» YOUR OBJECTIVE: Lift out all lines below that contain "drumstick".

» MATERIAL PROVIDED:

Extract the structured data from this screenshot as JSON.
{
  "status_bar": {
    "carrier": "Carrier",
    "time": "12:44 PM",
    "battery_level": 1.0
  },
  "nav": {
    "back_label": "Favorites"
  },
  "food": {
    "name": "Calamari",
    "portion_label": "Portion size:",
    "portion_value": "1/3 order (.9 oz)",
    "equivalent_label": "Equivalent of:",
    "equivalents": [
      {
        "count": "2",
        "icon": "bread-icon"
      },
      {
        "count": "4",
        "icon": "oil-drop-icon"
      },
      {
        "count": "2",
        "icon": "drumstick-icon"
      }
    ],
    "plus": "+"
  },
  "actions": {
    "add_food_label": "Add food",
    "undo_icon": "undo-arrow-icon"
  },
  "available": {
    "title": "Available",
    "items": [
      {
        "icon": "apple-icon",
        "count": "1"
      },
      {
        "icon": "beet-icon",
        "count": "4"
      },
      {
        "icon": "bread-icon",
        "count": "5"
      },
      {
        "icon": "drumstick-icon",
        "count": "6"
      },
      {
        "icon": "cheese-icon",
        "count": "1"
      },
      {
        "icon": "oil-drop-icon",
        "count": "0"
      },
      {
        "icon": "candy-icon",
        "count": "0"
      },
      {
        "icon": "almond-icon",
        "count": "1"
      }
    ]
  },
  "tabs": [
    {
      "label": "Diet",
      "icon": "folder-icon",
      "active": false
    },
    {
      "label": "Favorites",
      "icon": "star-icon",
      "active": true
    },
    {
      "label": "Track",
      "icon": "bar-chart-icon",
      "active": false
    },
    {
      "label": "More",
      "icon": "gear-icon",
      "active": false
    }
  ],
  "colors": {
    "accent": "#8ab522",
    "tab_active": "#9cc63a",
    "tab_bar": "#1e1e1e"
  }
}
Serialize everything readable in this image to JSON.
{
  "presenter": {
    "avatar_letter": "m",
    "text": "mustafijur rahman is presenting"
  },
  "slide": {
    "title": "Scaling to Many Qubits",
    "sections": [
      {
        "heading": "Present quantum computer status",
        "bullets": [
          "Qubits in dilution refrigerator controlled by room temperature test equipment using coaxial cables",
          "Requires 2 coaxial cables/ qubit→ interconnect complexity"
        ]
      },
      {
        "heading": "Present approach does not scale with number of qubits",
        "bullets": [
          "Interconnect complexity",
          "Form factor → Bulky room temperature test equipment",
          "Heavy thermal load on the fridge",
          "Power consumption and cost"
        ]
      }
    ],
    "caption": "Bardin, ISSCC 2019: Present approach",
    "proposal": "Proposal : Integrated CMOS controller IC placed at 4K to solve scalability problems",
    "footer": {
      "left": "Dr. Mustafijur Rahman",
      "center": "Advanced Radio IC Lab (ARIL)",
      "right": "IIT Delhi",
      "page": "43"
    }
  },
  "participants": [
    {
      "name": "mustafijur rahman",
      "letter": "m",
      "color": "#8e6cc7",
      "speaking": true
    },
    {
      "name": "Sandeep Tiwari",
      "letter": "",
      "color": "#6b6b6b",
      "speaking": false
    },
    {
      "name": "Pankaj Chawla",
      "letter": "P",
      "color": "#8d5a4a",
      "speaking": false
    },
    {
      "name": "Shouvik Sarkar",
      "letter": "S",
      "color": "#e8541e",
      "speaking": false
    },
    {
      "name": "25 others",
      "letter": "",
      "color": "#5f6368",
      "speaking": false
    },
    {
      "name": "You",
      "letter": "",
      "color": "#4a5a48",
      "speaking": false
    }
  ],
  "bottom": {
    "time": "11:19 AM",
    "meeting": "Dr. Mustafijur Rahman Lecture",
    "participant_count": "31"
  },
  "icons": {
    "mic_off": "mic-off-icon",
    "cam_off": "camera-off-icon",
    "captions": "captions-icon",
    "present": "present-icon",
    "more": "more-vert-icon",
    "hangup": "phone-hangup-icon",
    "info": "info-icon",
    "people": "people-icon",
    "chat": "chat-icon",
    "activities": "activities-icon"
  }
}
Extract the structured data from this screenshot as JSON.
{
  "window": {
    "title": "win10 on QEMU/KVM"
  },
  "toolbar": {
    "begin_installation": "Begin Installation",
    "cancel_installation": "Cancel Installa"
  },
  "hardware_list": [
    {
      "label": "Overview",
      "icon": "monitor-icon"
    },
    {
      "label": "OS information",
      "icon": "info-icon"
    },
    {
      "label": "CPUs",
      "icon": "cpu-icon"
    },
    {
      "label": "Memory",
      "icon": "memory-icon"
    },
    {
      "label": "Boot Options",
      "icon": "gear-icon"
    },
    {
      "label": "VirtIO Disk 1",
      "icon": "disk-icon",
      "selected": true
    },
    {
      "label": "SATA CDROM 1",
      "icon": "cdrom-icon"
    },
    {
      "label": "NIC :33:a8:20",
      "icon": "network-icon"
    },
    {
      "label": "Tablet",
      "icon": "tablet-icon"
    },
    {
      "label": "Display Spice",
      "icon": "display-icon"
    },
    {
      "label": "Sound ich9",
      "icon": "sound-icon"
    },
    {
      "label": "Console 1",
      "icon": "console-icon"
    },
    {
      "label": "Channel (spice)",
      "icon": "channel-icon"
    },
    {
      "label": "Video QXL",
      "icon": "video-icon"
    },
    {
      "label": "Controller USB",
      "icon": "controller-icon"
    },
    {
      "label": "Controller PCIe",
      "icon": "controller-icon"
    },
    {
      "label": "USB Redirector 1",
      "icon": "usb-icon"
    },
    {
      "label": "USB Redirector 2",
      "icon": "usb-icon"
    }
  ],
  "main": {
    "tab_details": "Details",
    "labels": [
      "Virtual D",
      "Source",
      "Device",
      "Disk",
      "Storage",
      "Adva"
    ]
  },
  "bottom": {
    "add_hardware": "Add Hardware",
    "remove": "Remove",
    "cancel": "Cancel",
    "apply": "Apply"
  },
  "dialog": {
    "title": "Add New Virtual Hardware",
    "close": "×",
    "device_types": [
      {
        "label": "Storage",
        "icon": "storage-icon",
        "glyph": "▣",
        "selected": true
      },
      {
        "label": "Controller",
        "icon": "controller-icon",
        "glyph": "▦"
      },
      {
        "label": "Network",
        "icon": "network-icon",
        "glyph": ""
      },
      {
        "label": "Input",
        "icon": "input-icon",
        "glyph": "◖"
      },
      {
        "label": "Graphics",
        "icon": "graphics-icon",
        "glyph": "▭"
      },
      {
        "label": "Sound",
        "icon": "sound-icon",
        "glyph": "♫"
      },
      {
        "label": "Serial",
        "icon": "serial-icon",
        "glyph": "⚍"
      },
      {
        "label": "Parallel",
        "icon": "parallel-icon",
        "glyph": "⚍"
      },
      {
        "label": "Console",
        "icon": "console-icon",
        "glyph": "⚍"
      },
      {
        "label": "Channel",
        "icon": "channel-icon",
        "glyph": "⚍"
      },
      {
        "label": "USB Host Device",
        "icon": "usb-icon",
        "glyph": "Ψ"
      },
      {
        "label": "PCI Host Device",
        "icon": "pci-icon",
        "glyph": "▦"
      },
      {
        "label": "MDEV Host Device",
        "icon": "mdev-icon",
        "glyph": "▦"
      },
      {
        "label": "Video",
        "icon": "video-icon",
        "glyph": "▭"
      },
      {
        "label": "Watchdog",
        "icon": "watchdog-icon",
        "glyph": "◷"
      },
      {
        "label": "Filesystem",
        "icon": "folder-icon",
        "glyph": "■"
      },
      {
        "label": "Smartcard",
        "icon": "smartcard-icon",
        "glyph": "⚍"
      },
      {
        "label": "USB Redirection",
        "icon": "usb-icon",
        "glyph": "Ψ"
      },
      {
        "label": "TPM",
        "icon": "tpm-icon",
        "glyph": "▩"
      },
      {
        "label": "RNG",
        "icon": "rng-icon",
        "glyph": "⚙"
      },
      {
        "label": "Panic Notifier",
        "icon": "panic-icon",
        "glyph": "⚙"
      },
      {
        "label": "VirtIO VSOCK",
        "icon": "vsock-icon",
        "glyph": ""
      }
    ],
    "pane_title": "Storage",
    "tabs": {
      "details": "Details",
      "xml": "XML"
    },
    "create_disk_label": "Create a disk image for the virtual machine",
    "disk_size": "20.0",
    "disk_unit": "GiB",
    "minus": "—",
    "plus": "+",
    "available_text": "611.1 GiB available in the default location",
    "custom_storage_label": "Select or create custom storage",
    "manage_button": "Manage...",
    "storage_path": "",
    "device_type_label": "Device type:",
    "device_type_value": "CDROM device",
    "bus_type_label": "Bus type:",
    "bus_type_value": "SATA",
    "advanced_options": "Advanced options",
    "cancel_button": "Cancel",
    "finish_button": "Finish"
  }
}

» COMPLETED EXERCISE:
        "icon": "drumstick-icon"
        "icon": "drumstick-icon",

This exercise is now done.